** START **

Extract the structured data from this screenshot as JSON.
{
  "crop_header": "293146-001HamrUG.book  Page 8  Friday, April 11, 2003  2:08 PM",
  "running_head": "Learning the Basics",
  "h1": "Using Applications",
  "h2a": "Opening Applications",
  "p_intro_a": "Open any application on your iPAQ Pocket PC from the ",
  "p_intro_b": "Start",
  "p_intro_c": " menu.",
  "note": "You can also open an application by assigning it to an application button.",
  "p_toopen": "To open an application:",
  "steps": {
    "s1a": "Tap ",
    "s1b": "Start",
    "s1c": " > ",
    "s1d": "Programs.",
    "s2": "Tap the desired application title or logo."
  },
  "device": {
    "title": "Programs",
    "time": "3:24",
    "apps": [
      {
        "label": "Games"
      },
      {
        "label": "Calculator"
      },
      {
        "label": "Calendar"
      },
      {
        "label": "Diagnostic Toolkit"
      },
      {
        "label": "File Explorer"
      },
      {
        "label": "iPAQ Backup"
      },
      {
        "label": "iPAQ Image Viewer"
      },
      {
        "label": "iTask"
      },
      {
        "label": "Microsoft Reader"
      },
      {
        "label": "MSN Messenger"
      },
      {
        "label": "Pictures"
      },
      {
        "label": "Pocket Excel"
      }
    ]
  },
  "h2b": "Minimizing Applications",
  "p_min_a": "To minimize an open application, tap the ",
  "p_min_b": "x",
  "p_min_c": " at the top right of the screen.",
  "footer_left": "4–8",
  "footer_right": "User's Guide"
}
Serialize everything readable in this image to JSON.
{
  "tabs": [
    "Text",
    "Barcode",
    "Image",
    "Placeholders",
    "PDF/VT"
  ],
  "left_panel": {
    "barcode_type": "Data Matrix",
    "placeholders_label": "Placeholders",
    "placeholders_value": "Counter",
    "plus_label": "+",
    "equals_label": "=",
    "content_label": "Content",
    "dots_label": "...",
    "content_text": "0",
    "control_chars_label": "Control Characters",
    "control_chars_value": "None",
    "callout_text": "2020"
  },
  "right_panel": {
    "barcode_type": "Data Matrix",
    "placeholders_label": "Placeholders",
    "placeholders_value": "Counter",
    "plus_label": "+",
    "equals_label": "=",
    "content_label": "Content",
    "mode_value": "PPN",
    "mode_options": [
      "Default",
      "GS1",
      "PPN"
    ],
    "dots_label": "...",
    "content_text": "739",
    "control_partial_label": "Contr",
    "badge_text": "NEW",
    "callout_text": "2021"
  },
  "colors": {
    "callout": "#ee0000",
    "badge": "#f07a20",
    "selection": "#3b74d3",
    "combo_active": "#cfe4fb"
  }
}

** END **

> **SET EXERCISE**:
In full and verbatim, repeat the records given above.

> **EXERCISE SOLUTION**:
Extract the structured data from this screenshot as JSON.
{
  "crop_header": "293146-001HamrUG.book  Page 8  Friday, April 11, 2003  2:08 PM",
  "running_head": "Learning the Basics",
  "h1": "Using Applications",
  "h2a": "Opening Applications",
  "p_intro_a": "Open any application on your iPAQ Pocket PC from the ",
  "p_intro_b": "Start",
  "p_intro_c": " menu.",
  "note": "You can also open an application by assigning it to an application button.",
  "p_toopen": "To open an application:",
  "steps": {
    "s1a": "Tap ",
    "s1b": "Start",
    "s1c": " > ",
    "s1d": "Programs.",
    "s2": "Tap the desired application title or logo."
  },
  "device": {
    "title": "Programs",
    "time": "3:24",
    "apps": [
      {
        "label": "Games"
      },
      {
        "label": "Calculator"
      },
      {
        "label": "Calendar"
      },
      {
        "label": "Diagnostic Toolkit"
      },
      {
        "label": "File Explorer"
      },
      {
        "label": "iPAQ Backup"
      },
      {
        "label": "iPAQ Image Viewer"
      },
      {
        "label": "iTask"
      },
      {
        "label": "Microsoft Reader"
      },
      {
        "label": "MSN Messenger"
      },
      {
        "label": "Pictures"
      },
      {
        "label": "Pocket Excel"
      }
    ]
  },
  "h2b": "Minimizing Applications",
  "p_min_a": "To minimize an open application, tap the ",
  "p_min_b": "x",
  "p_min_c": " at the top right of the screen.",
  "footer_left": "4–8",
  "footer_right": "User's Guide"
}
Serialize everything readable in this image to JSON.
{
  "tabs": [
    "Text",
    "Barcode",
    "Image",
    "Placeholders",
    "PDF/VT"
  ],
  "left_panel": {
    "barcode_type": "Data Matrix",
    "placeholders_label": "Placeholders",
    "placeholders_value": "Counter",
    "plus_label": "+",
    "equals_label": "=",
    "content_label": "Content",
    "dots_label": "...",
    "content_text": "0",
    "control_chars_label": "Control Characters",
    "control_chars_value": "None",
    "callout_text": "2020"
  },
  "right_panel": {
    "barcode_type": "Data Matrix",
    "placeholders_label": "Placeholders",
    "placeholders_value": "Counter",
    "plus_label": "+",
    "equals_label": "=",
    "content_label": "Content",
    "mode_value": "PPN",
    "mode_options": [
      "Default",
      "GS1",
      "PPN"
    ],
    "dots_label": "...",
    "content_text": "739",
    "control_partial_label": "Contr",
    "badge_text": "NEW",
    "callout_text": "2021"
  },
  "colors": {
    "callout": "#ee0000",
    "badge": "#f07a20",
    "selection": "#3b74d3",
    "combo_active": "#cfe4fb"
  }
}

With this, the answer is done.